Stored entries:
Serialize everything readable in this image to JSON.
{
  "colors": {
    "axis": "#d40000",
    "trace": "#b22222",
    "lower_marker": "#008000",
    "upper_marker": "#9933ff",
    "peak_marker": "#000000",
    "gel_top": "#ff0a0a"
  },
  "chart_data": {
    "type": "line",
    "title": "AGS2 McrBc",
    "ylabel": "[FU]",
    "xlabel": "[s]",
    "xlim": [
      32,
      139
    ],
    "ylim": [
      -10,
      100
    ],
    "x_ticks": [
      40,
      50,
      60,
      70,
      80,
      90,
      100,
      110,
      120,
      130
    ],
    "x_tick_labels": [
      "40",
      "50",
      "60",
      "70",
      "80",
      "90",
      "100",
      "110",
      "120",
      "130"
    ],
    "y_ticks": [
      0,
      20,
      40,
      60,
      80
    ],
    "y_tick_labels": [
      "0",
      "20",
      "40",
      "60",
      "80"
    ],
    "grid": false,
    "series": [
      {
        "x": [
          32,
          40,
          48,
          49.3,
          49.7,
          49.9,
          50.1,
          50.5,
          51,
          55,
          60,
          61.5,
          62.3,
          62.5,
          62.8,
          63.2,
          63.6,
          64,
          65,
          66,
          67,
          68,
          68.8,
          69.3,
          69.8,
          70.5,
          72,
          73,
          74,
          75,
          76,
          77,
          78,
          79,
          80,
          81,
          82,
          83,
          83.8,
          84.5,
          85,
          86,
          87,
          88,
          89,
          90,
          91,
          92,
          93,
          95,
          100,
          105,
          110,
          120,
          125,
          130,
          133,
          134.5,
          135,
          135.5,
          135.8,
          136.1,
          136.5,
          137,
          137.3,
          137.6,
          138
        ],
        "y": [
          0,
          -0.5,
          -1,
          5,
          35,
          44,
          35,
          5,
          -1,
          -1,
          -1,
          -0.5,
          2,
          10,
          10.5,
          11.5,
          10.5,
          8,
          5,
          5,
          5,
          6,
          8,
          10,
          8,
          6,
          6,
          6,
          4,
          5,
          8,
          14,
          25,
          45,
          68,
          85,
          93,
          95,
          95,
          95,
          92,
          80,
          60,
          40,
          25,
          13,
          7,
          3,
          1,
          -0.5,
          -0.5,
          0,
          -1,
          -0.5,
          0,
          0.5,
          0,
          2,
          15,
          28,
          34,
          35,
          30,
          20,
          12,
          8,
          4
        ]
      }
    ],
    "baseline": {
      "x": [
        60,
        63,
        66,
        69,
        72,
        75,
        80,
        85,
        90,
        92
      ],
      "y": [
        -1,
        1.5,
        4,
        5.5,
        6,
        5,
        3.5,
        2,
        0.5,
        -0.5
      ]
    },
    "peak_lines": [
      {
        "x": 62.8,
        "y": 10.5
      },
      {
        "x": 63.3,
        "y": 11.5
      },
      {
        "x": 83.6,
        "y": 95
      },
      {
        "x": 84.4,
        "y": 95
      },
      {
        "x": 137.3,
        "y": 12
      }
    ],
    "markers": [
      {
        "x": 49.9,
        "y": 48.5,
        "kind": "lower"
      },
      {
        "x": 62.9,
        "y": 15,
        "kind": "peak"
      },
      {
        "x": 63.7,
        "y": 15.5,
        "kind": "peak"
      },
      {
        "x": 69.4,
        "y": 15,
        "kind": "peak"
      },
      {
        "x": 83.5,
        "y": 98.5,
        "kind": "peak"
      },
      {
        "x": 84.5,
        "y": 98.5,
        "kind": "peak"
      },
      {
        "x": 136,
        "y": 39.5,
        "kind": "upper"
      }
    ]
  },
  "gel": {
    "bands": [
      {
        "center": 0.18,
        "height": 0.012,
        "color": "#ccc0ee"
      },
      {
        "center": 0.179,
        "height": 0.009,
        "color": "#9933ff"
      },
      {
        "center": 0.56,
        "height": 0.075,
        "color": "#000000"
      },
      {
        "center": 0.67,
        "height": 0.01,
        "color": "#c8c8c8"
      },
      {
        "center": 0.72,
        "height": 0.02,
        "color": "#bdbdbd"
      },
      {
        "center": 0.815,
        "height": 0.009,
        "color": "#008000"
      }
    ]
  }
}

--- YOUR OBJECTIVE ---
Extract the data exactly as given.

--- RESULT OF THIS EXERCISE ---
Serialize everything readable in this image to JSON.
{
  "colors": {
    "axis": "#d40000",
    "trace": "#b22222",
    "lower_marker": "#008000",
    "upper_marker": "#9933ff",
    "peak_marker": "#000000",
    "gel_top": "#ff0a0a"
  },
  "chart_data": {
    "type": "line",
    "title": "AGS2 McrBc",
    "ylabel": "[FU]",
    "xlabel": "[s]",
    "xlim": [
      32,
      139
    ],
    "ylim": [
      -10,
      100
    ],
    "x_ticks": [
      40,
      50,
      60,
      70,
      80,
      90,
      100,
      110,
      120,
      130
    ],
    "x_tick_labels": [
      "40",
      "50",
      "60",
      "70",
      "80",
      "90",
      "100",
      "110",
      "120",
      "130"
    ],
    "y_ticks": [
      0,
      20,
      40,
      60,
      80
    ],
    "y_tick_labels": [
      "0",
      "20",
      "40",
      "60",
      "80"
    ],
    "grid": false,
    "series": [
      {
        "x": [
          32,
          40,
          48,
          49.3,
          49.7,
          49.9,
          50.1,
          50.5,
          51,
          55,
          60,
          61.5,
          62.3,
          62.5,
          62.8,
          63.2,
          63.6,
          64,
          65,
          66,
          67,
          68,
          68.8,
          69.3,
          69.8,
          70.5,
          72,
          73,
          74,
          75,
          76,
          77,
          78,
          79,
          80,
          81,
          82,
          83,
          83.8,
          84.5,
          85,
          86,
          87,
          88,
          89,
          90,
          91,
          92,
          93,
          95,
          100,
          105,
          110,
          120,
          125,
          130,
          133,
          134.5,
          135,
          135.5,
          135.8,
          136.1,
          136.5,
          137,
          137.3,
          137.6,
          138
        ],
        "y": [
          0,
          -0.5,
          -1,
          5,
          35,
          44,
          35,
          5,
          -1,
          -1,
          -1,
          -0.5,
          2,
          10,
          10.5,
          11.5,
          10.5,
          8,
          5,
          5,
          5,
          6,
          8,
          10,
          8,
          6,
          6,
          6,
          4,
          5,
          8,
          14,
          25,
          45,
          68,
          85,
          93,
          95,
          95,
          95,
          92,
          80,
          60,
          40,
          25,
          13,
          7,
          3,
          1,
          -0.5,
          -0.5,
          0,
          -1,
          -0.5,
          0,
          0.5,
          0,
          2,
          15,
          28,
          34,
          35,
          30,
          20,
          12,
          8,
          4
        ]
      }
    ],
    "baseline": {
      "x": [
        60,
        63,
        66,
        69,
        72,
        75,
        80,
        85,
        90,
        92
      ],
      "y": [
        -1,
        1.5,
        4,
        5.5,
        6,
        5,
        3.5,
        2,
        0.5,
        -0.5
      ]
    },
    "peak_lines": [
      {
        "x": 62.8,
        "y": 10.5
      },
      {
        "x": 63.3,
        "y": 11.5
      },
      {
        "x": 83.6,
        "y": 95
      },
      {
        "x": 84.4,
        "y": 95
      },
      {
        "x": 137.3,
        "y": 12
      }
    ],
    "markers": [
      {
        "x": 49.9,
        "y": 48.5,
        "kind": "lower"
      },
      {
        "x": 62.9,
        "y": 15,
        "kind": "peak"
      },
      {
        "x": 63.7,
        "y": 15.5,
        "kind": "peak"
      },
      {
        "x": 69.4,
        "y": 15,
        "kind": "peak"
      },
      {
        "x": 83.5,
        "y": 98.5,
        "kind": "peak"
      },
      {
        "x": 84.5,
        "y": 98.5,
        "kind": "peak"
      },
      {
        "x": 136,
        "y": 39.5,
        "kind": "upper"
      }
    ]
  },
  "gel": {
    "bands": [
      {
        "center": 0.18,
        "height": 0.012,
        "color": "#ccc0ee"
      },
      {
        "center": 0.179,
        "height": 0.009,
        "color": "#9933ff"
      },
      {
        "center": 0.56,
        "height": 0.075,
        "color": "#000000"
      },
      {
        "center": 0.67,
        "height": 0.01,
        "color": "#c8c8c8"
      },
      {
        "center": 0.72,
        "height": 0.02,
        "color": "#bdbdbd"
      },
      {
        "center": 0.815,
        "height": 0.009,
        "color": "#008000"
      }
    ]
  }
}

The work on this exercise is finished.